• _Source records_
::::
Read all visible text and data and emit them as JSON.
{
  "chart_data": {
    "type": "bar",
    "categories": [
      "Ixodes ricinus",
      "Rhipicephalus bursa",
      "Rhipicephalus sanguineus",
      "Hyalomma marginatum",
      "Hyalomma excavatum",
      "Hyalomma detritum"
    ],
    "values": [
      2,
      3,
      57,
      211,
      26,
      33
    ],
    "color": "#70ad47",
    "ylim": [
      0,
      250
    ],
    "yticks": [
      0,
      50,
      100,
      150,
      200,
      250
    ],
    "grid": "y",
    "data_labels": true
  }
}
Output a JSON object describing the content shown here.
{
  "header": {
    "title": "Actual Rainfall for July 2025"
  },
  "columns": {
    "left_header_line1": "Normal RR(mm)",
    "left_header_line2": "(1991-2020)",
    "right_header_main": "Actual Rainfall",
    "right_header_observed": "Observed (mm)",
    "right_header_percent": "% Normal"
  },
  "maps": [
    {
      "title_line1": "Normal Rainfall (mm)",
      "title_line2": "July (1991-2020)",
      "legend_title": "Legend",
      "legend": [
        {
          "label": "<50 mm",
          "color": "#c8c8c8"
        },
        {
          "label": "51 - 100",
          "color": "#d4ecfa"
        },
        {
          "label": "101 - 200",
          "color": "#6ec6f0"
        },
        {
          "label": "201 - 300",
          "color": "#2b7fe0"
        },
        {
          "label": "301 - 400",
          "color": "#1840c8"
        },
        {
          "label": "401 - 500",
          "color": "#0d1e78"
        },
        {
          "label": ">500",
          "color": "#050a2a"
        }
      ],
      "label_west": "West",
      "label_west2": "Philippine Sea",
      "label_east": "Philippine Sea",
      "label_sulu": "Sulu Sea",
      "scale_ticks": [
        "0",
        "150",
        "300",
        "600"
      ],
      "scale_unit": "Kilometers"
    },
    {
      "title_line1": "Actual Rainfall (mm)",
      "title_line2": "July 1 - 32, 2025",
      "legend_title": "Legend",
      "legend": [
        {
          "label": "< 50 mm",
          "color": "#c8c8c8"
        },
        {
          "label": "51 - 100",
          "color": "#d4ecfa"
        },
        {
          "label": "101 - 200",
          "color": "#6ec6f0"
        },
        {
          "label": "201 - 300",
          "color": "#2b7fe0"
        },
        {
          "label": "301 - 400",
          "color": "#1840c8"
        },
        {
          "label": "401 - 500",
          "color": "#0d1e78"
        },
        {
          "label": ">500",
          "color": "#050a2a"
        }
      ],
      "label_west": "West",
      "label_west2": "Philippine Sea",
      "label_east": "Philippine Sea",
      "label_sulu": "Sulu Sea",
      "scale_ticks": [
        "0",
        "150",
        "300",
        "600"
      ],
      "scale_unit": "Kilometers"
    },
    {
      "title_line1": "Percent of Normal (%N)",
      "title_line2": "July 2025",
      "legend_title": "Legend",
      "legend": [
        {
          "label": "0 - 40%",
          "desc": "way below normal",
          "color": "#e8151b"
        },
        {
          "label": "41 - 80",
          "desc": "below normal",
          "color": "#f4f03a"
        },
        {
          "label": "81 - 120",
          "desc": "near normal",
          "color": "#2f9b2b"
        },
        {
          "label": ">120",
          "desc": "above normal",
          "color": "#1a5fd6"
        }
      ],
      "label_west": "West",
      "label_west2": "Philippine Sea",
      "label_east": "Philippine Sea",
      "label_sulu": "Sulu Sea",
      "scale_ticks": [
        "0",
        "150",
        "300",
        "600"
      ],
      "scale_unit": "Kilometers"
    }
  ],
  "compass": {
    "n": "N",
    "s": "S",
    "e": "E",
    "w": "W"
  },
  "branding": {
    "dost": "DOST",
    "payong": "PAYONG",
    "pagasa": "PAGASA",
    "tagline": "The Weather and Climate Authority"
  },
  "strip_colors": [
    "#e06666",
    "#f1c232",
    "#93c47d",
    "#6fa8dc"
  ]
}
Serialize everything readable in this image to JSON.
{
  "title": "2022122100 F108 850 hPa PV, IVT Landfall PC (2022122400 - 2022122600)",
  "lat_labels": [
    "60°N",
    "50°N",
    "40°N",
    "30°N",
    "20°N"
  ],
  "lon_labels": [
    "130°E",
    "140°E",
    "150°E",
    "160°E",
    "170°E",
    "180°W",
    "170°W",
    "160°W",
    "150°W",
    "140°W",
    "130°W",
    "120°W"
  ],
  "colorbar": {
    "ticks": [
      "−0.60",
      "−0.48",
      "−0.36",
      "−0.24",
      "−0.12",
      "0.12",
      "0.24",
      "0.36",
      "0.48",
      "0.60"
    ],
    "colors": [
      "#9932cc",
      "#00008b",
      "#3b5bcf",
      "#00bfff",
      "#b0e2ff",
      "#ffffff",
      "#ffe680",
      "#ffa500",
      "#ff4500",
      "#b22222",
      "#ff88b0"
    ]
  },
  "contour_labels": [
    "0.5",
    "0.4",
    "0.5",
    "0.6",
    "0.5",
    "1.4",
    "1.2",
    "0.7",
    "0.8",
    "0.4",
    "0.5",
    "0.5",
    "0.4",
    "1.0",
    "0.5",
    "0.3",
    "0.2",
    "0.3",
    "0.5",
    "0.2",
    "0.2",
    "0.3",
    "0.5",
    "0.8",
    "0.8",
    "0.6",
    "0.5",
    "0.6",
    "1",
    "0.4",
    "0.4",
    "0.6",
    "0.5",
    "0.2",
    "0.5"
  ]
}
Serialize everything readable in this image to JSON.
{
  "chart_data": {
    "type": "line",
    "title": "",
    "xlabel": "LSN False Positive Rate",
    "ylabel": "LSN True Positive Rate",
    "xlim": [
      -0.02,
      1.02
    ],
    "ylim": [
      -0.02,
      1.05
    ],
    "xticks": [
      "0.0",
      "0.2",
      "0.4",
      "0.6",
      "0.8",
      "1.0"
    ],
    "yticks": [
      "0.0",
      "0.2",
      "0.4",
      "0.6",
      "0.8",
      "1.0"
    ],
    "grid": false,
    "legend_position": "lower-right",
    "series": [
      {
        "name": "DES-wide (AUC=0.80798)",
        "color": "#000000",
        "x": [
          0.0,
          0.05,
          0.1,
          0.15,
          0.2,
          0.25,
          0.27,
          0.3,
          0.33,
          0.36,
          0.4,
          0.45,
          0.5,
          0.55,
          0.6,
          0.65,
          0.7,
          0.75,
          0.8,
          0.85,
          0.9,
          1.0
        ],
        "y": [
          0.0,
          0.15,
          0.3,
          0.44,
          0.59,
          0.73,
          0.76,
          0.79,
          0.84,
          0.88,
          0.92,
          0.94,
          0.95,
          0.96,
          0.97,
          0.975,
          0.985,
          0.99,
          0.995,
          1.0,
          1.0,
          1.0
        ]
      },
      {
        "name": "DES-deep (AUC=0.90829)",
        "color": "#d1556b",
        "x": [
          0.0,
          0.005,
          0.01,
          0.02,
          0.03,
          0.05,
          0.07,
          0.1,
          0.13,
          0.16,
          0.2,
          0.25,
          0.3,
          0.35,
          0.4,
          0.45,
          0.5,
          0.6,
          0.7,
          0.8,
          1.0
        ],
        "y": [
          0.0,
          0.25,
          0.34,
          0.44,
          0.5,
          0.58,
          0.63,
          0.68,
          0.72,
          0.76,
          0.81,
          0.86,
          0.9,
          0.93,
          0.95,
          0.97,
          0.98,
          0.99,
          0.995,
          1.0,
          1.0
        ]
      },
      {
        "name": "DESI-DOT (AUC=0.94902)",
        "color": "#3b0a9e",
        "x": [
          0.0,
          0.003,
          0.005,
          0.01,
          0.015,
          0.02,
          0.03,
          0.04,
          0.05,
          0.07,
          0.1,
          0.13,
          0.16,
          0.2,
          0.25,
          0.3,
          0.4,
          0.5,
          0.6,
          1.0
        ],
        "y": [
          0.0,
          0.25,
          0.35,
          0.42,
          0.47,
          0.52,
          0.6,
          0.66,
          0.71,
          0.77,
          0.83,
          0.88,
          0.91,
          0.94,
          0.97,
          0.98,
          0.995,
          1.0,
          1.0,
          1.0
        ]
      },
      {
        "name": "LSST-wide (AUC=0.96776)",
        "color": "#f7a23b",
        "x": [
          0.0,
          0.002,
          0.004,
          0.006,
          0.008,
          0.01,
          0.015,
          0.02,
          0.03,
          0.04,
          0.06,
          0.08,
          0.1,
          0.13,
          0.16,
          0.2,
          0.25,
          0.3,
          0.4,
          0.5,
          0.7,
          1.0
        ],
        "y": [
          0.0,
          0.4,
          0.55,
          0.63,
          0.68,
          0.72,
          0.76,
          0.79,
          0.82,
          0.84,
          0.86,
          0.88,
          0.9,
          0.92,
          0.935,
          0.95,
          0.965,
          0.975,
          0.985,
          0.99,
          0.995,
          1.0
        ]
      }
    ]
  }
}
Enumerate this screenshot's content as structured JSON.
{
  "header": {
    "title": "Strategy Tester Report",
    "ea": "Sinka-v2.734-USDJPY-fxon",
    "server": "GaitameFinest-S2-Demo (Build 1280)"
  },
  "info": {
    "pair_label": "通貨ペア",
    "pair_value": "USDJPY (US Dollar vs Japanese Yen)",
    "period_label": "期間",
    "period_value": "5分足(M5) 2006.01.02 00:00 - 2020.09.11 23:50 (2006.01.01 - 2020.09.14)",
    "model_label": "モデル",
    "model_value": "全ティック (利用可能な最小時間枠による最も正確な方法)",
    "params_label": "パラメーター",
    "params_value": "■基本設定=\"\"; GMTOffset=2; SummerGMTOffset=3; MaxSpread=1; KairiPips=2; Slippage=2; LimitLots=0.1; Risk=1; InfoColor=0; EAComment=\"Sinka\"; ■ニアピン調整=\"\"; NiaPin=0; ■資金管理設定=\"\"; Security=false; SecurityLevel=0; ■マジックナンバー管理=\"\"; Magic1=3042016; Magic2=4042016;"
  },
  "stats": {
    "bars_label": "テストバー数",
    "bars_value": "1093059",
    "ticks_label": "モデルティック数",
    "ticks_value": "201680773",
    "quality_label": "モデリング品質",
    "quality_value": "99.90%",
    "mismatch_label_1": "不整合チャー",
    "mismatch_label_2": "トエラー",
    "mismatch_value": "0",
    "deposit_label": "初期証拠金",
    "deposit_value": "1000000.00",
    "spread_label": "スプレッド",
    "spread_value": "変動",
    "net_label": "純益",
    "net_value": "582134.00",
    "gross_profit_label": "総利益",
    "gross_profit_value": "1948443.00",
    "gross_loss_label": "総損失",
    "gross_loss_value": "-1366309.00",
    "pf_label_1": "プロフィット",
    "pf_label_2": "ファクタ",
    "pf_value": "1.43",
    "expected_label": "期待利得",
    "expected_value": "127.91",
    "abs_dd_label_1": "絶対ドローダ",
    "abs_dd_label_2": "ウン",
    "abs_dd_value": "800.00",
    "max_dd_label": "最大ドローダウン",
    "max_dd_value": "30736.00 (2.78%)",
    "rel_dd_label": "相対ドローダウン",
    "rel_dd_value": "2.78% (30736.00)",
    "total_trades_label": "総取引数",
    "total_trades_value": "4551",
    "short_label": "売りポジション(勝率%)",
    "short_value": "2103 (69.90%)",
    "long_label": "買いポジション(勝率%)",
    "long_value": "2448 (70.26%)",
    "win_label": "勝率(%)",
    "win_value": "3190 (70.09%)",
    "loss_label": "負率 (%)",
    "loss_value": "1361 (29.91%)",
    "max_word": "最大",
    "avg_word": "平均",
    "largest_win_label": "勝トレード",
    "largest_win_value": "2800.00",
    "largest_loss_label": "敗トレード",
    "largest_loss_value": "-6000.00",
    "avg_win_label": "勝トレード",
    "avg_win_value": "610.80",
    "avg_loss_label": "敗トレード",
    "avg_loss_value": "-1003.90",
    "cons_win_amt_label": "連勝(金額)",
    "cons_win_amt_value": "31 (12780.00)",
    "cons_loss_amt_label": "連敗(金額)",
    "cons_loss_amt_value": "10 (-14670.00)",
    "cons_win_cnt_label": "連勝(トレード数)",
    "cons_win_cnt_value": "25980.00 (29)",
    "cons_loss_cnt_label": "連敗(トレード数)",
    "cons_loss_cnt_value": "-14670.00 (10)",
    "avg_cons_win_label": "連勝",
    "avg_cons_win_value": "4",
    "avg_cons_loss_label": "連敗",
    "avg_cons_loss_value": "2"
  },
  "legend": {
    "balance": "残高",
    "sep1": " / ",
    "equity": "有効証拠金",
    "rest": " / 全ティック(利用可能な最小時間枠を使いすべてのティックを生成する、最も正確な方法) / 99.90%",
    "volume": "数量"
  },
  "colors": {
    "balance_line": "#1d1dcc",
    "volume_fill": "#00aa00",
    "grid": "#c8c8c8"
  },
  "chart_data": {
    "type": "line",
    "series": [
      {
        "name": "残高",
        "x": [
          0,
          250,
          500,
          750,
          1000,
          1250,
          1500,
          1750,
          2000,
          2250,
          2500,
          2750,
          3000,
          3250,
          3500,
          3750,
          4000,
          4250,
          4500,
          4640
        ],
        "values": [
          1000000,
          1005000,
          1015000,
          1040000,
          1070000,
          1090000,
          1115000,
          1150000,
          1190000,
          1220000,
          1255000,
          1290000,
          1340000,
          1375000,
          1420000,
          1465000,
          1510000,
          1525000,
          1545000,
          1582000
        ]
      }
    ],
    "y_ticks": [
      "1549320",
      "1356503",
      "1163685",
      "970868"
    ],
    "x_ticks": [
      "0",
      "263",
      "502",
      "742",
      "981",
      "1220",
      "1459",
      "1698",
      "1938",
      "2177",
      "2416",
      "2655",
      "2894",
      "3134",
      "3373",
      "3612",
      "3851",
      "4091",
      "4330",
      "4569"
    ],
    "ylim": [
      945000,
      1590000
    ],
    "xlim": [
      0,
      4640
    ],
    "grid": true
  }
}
::::
• _What you have to do_
Collect every line from the records above that contains the word "USDJPY".

• _Task result_
    "ea": "Sinka-v2.734-USDJPY-fxon",
    "pair_value": "USDJPY (US Dollar vs Japanese Yen)",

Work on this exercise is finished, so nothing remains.